Return every record below exactly as written, but leave out the pictures.
— start of Dataset extract —
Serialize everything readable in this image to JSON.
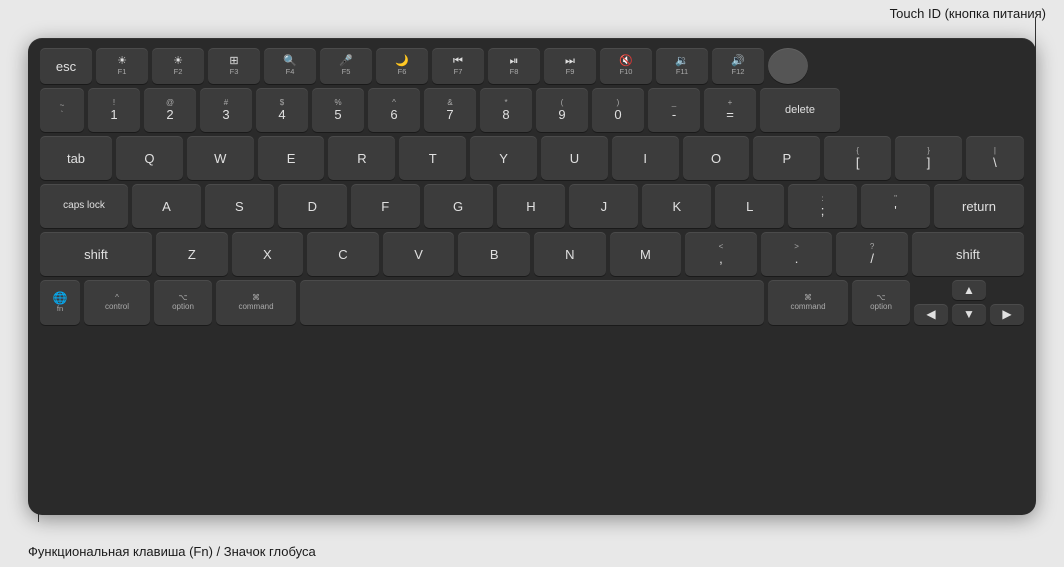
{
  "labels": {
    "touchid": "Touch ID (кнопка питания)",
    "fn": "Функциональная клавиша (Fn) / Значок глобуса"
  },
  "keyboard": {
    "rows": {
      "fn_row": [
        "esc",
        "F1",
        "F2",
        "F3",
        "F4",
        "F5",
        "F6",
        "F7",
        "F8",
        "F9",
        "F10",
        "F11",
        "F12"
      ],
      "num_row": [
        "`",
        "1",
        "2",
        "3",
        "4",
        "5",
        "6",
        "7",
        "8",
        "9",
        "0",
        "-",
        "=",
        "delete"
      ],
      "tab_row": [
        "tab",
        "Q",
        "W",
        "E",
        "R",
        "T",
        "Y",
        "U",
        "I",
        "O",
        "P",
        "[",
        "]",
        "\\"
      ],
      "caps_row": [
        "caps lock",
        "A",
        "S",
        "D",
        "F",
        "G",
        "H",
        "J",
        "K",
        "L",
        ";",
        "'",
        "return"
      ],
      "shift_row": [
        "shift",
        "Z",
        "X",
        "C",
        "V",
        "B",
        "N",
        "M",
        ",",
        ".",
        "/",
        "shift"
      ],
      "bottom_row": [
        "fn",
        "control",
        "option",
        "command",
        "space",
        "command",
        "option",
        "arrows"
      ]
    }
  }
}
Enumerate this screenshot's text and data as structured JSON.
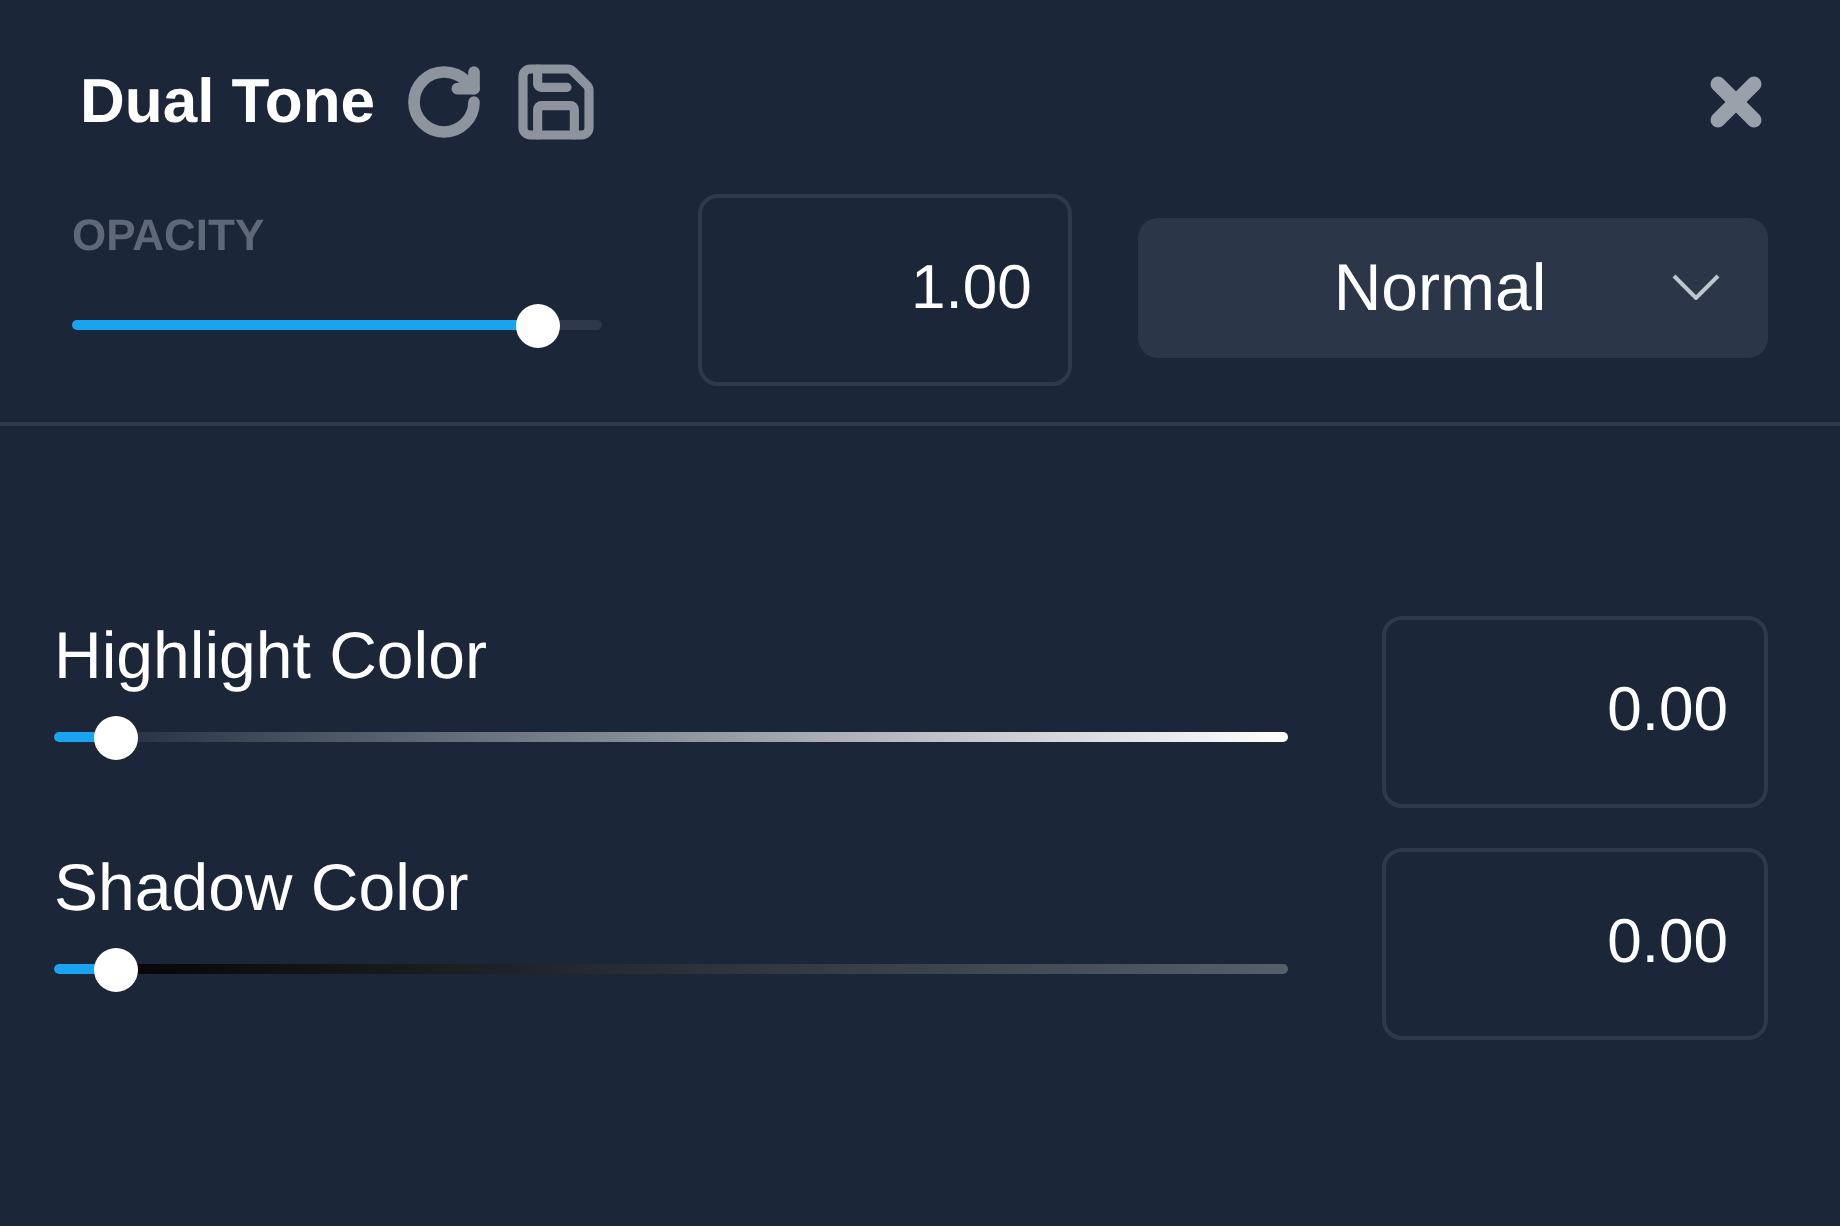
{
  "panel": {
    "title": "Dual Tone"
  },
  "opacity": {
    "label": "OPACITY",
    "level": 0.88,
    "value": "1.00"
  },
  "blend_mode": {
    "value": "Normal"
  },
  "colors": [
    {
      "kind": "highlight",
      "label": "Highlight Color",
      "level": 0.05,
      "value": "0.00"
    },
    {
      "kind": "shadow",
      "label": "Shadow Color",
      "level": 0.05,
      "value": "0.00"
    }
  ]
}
— end of Dataset extract —
# [Completed exercise]
Serialize everything readable in this image to JSON.
{
  "labels": {
    "touchid": "Touch ID (кнопка питания)",
    "fn": "Функциональная клавиша (Fn) / Значок глобуса"
  },
  "keyboard": {
    "rows": {
      "fn_row": [
        "esc",
        "F1",
        "F2",
        "F3",
        "F4",
        "F5",
        "F6",
        "F7",
        "F8",
        "F9",
        "F10",
        "F11",
        "F12"
      ],
      "num_row": [
        "`",
        "1",
        "2",
        "3",
        "4",
        "5",
        "6",
        "7",
        "8",
        "9",
        "0",
        "-",
        "=",
        "delete"
      ],
      "tab_row": [
        "tab",
        "Q",
        "W",
        "E",
        "R",
        "T",
        "Y",
        "U",
        "I",
        "O",
        "P",
        "[",
        "]",
        "\\"
      ],
      "caps_row": [
        "caps lock",
        "A",
        "S",
        "D",
        "F",
        "G",
        "H",
        "J",
        "K",
        "L",
        ";",
        "'",
        "return"
      ],
      "shift_row": [
        "shift",
        "Z",
        "X",
        "C",
        "V",
        "B",
        "N",
        "M",
        ",",
        ".",
        "/",
        "shift"
      ],
      "bottom_row": [
        "fn",
        "control",
        "option",
        "command",
        "space",
        "command",
        "option",
        "arrows"
      ]
    }
  }
}
Enumerate this screenshot's text and data as structured JSON.
{
  "panel": {
    "title": "Dual Tone"
  },
  "opacity": {
    "label": "OPACITY",
    "level": 0.88,
    "value": "1.00"
  },
  "blend_mode": {
    "value": "Normal"
  },
  "colors": [
    {
      "kind": "highlight",
      "label": "Highlight Color",
      "level": 0.05,
      "value": "0.00"
    },
    {
      "kind": "shadow",
      "label": "Shadow Color",
      "level": 0.05,
      "value": "0.00"
    }
  ]
}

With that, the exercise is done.